■ Set task: Search the records for the word "this" and report each line that has it.

■ Extracted data:
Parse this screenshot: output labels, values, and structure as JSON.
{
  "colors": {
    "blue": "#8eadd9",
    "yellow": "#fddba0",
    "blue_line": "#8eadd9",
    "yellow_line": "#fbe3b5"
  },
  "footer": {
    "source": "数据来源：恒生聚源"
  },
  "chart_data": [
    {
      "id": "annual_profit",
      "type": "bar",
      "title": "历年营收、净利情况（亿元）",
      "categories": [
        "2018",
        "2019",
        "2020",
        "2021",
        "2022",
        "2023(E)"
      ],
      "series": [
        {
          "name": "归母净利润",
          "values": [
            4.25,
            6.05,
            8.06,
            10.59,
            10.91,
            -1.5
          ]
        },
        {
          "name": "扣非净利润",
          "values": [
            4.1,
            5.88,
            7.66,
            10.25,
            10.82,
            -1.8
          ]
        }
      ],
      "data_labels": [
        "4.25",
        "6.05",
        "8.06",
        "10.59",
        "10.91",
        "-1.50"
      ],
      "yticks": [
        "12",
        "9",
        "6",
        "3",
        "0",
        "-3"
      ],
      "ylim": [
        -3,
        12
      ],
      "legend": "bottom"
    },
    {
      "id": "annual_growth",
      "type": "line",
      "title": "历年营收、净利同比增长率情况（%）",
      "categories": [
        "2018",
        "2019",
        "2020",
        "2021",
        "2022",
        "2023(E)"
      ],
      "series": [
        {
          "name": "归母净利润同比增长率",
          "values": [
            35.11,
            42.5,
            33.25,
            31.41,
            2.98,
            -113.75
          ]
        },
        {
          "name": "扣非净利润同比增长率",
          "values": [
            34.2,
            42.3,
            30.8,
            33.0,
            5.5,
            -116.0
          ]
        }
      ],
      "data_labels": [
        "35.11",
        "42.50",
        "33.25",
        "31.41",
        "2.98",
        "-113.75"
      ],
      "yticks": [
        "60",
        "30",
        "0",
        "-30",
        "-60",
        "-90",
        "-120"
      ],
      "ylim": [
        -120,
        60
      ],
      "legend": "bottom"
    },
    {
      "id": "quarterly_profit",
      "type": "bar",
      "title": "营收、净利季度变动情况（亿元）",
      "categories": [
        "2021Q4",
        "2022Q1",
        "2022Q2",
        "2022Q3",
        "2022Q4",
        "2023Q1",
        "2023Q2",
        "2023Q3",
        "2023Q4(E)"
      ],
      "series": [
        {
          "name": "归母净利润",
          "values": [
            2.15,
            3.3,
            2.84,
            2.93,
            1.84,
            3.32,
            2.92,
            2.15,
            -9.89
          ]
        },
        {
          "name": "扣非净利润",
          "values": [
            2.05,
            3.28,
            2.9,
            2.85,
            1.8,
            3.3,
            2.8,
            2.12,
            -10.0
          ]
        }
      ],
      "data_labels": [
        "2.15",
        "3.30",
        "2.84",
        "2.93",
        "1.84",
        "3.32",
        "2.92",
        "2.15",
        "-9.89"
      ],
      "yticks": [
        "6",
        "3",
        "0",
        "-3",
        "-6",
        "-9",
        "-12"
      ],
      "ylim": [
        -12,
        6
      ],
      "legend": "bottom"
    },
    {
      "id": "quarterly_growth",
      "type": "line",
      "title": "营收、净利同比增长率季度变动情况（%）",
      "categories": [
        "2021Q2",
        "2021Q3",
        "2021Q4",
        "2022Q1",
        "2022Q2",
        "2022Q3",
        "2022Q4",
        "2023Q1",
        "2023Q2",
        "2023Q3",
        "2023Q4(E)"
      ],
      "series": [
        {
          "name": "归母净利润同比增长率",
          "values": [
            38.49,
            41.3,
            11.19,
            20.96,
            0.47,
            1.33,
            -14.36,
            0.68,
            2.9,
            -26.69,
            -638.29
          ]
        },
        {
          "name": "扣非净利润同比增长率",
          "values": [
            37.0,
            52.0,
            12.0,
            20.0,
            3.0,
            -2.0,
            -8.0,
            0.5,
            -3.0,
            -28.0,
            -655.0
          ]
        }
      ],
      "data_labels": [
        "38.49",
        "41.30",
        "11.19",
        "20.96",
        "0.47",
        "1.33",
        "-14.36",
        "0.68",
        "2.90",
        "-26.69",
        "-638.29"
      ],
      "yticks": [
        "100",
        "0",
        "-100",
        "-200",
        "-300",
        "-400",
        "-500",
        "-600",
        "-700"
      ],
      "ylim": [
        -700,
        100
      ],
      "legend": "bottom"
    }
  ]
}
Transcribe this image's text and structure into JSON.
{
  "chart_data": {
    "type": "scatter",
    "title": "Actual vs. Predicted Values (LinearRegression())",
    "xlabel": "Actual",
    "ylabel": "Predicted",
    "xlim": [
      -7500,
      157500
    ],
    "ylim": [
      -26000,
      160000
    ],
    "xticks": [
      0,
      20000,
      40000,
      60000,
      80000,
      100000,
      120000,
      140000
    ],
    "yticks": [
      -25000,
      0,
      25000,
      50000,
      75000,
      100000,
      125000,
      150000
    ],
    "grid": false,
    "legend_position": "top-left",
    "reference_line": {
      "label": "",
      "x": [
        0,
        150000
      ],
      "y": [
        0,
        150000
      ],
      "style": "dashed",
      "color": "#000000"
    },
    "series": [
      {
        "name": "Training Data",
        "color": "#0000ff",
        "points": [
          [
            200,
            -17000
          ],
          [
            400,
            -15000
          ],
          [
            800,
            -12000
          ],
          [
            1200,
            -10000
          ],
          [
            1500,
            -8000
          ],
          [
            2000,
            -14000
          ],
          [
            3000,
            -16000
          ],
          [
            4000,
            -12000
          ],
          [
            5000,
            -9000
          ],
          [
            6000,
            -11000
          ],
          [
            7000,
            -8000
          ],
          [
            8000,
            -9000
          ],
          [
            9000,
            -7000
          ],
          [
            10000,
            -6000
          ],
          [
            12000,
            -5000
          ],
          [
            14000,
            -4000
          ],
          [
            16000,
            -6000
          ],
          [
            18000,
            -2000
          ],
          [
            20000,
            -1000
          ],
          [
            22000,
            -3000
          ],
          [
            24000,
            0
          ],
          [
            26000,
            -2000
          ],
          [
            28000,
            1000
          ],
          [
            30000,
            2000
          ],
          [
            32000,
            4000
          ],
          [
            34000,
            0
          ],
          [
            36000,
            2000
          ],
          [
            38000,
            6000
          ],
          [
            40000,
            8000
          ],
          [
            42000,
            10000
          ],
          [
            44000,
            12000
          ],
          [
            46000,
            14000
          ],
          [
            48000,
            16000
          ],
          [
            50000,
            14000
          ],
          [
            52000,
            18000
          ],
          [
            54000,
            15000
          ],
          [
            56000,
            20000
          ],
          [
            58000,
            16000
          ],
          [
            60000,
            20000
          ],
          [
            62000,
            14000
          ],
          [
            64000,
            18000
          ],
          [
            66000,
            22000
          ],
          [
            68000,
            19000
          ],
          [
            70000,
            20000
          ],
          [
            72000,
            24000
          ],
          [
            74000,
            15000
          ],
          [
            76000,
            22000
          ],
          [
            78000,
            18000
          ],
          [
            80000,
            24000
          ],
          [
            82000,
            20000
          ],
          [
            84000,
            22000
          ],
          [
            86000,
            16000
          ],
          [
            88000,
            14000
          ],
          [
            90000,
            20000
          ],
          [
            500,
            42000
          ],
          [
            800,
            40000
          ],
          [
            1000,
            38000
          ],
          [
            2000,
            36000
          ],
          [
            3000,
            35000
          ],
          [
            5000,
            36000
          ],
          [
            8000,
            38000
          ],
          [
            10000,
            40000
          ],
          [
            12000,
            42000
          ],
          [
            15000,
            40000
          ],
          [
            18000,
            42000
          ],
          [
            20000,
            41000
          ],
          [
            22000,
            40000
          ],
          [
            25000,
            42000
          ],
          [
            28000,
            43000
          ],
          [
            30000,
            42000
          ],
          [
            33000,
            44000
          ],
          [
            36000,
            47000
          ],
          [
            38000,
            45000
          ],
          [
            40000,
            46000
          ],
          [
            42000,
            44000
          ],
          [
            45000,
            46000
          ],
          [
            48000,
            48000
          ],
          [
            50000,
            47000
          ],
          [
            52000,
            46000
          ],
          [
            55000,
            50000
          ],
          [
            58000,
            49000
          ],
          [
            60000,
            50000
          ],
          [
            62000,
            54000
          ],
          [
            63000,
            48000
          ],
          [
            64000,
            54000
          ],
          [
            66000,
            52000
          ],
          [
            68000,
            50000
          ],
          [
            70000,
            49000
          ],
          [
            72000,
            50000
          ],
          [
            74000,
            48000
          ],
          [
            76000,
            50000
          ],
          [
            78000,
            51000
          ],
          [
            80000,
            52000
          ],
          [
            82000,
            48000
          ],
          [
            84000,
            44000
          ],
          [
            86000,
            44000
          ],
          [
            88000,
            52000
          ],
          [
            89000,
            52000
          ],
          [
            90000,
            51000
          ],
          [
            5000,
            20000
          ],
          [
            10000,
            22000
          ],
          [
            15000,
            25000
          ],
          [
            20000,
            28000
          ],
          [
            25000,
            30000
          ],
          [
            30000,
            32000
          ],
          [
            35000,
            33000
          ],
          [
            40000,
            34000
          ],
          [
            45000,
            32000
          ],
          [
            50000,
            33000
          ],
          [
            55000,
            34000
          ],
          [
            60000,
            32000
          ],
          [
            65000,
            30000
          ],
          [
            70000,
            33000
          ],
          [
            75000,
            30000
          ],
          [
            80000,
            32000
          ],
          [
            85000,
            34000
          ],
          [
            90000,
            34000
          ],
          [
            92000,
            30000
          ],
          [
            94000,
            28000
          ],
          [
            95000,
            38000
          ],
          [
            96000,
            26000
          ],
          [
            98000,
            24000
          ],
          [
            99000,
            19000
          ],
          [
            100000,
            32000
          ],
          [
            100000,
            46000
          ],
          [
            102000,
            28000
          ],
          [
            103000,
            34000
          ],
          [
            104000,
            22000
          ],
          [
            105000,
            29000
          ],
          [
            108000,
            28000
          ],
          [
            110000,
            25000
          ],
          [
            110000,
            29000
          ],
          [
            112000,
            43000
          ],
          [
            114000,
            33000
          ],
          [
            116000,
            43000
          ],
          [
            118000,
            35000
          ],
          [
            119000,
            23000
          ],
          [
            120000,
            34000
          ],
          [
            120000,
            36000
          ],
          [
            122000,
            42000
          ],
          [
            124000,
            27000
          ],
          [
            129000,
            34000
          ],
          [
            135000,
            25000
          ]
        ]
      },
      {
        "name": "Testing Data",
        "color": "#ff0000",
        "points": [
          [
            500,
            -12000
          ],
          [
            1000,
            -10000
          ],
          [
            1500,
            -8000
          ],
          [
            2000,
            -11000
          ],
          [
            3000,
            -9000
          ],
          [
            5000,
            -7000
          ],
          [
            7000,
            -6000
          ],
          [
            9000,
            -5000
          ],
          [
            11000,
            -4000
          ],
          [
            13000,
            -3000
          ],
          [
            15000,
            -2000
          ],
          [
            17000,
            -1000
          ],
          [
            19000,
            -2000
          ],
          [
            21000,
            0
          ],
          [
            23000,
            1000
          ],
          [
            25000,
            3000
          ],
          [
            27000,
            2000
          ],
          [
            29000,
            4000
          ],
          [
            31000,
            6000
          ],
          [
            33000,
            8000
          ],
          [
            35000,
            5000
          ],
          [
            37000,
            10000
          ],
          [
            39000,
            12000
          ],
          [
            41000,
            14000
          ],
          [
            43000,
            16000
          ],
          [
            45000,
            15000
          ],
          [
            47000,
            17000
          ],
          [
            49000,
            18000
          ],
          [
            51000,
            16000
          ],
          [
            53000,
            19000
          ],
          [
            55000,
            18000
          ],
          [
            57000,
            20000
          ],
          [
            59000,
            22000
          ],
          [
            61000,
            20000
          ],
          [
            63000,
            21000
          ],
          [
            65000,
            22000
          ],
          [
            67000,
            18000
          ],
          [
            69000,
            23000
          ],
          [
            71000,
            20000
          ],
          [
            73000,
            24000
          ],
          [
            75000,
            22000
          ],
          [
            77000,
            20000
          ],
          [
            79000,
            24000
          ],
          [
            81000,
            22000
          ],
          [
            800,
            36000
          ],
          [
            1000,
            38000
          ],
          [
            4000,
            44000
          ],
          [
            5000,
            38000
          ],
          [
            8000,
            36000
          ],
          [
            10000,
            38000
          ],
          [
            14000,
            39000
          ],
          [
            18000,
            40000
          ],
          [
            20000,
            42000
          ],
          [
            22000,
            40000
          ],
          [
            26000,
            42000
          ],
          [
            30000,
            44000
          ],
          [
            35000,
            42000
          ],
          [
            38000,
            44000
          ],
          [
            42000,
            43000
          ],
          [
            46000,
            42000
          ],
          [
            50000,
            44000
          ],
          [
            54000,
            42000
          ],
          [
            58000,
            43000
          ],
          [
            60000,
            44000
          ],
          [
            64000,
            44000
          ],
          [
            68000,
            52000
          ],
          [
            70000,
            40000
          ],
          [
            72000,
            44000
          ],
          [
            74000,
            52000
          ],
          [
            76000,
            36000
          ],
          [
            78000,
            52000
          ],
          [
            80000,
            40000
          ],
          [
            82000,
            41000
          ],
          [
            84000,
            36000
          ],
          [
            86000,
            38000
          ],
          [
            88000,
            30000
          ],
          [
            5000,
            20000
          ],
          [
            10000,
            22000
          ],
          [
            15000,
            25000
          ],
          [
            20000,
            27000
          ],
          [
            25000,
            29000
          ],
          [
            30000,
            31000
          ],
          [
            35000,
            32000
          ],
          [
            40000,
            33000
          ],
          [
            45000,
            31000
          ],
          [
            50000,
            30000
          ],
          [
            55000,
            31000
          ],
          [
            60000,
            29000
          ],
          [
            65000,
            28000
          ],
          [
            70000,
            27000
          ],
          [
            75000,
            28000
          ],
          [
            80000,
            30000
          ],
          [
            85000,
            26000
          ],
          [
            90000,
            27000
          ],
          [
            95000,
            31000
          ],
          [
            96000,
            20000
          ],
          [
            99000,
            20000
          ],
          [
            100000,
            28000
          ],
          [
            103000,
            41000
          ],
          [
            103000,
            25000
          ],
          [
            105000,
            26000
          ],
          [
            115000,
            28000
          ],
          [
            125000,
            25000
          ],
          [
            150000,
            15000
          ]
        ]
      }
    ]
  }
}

■ Answer below:
Parse this screenshot: output labels, values, and structure as JSON.
Transcribe this image's text and structure into JSON.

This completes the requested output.